[Given exercise]:
Lines holding the string "pásku" are the ones to copy; find them all in the data.

### Data records

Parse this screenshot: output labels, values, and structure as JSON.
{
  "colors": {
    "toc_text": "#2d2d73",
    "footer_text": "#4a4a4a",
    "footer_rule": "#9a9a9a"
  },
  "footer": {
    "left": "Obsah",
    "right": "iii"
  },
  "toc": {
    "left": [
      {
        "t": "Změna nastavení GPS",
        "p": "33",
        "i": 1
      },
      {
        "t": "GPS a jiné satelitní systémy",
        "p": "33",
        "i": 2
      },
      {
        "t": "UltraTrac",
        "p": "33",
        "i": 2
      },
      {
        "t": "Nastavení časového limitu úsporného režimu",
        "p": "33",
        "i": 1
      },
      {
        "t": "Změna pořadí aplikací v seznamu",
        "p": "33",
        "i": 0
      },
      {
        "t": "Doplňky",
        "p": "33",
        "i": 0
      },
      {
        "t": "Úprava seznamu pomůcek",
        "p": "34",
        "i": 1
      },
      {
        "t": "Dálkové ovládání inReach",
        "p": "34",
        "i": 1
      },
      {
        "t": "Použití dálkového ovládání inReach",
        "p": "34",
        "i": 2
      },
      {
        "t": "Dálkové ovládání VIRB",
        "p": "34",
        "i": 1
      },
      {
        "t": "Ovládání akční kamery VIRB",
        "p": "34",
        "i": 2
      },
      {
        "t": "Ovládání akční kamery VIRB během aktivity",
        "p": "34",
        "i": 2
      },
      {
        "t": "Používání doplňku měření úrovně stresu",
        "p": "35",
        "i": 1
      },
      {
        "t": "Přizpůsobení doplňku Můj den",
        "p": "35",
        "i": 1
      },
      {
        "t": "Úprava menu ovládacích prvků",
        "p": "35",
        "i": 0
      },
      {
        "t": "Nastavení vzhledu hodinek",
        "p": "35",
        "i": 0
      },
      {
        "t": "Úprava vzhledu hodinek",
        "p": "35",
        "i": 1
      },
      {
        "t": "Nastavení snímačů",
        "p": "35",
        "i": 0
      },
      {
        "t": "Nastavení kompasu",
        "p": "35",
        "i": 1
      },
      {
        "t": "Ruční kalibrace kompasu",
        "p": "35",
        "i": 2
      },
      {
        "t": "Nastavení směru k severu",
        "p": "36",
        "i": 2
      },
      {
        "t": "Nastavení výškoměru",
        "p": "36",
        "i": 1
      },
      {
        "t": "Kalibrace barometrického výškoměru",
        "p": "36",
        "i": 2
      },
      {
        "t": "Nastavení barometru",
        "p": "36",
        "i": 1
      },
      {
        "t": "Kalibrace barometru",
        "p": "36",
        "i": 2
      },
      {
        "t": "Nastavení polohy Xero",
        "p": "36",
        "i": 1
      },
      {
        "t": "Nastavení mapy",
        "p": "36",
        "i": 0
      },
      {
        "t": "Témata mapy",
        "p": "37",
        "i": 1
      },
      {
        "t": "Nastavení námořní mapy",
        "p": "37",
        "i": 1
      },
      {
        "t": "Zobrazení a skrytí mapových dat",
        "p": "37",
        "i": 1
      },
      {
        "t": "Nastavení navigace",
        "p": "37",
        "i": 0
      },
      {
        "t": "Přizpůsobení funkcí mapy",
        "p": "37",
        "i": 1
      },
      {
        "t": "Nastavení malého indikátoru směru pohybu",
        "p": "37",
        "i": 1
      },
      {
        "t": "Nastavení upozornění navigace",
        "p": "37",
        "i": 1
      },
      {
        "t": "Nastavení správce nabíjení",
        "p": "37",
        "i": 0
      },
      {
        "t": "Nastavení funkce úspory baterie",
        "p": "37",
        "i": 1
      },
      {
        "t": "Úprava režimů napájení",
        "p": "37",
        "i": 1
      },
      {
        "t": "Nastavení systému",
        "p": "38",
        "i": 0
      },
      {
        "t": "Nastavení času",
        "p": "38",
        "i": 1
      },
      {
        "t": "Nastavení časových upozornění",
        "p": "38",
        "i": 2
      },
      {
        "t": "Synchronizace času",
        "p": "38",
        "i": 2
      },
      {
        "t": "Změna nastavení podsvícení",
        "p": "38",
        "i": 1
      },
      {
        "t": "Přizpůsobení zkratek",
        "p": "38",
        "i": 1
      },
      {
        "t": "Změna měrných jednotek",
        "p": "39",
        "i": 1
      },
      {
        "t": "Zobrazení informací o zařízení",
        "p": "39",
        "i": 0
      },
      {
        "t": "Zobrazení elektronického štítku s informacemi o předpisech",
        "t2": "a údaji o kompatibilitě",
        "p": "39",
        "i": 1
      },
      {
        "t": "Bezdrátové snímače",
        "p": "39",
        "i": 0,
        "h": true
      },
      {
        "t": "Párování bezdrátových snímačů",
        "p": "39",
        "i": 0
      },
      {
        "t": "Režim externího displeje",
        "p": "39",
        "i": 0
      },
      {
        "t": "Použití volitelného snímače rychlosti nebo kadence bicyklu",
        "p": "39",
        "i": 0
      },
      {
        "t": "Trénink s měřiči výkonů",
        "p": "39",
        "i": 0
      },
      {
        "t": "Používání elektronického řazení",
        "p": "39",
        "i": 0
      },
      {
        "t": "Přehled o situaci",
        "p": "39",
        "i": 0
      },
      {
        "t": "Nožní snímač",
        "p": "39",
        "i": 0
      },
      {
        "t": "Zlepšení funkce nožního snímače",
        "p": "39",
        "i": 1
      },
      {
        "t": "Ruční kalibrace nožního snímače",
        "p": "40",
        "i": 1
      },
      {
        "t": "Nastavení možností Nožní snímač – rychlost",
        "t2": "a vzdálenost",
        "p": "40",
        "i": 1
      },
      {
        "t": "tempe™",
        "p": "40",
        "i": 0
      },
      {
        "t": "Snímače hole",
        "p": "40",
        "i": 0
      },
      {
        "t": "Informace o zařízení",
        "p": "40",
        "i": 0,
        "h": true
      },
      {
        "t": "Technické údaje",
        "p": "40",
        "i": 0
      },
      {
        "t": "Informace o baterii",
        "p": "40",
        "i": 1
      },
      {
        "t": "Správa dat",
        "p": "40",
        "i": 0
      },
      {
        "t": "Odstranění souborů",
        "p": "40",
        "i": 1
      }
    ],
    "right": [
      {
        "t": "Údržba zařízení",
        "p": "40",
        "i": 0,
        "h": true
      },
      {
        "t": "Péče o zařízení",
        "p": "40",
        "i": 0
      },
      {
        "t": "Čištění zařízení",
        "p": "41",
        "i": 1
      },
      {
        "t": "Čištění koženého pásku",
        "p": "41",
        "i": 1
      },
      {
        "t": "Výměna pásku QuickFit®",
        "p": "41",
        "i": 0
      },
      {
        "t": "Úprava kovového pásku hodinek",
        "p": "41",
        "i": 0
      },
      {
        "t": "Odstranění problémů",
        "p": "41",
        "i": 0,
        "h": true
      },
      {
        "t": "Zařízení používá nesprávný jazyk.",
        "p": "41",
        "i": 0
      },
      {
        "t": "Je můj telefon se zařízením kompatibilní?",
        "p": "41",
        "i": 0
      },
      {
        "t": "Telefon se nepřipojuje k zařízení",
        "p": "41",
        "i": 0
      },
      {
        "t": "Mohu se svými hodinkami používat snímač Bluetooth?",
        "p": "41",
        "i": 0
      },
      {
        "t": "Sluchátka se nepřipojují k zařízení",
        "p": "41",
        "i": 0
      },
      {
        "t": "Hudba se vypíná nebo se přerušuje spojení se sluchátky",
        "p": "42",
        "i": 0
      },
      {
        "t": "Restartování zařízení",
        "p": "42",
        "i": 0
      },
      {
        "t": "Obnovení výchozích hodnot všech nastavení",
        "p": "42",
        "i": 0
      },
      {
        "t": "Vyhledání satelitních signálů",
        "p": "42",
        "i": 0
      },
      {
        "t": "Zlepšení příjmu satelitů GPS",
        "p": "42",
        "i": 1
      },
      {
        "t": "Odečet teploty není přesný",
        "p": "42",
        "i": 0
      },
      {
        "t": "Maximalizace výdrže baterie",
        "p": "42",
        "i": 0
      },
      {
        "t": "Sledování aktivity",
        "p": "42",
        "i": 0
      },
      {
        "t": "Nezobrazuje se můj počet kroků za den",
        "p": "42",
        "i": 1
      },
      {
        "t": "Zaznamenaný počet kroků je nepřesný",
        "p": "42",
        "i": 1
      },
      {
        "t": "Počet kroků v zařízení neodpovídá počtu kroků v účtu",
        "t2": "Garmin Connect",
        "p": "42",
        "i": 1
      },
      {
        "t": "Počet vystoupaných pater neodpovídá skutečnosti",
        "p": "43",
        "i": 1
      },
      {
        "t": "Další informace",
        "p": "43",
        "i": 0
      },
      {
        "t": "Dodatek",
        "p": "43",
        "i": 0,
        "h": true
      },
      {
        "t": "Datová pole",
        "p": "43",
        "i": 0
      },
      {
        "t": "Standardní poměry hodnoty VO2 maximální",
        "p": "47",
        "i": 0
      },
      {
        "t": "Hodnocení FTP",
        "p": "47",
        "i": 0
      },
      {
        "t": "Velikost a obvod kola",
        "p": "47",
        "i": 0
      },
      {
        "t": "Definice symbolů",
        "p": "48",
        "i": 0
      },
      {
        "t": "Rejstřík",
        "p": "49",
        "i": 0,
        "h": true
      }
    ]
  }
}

######

[The solution]:
        "t": "Čištění koženého pásku",
        "t": "Výměna pásku QuickFit®",
        "t": "Úprava kovového pásku hodinek",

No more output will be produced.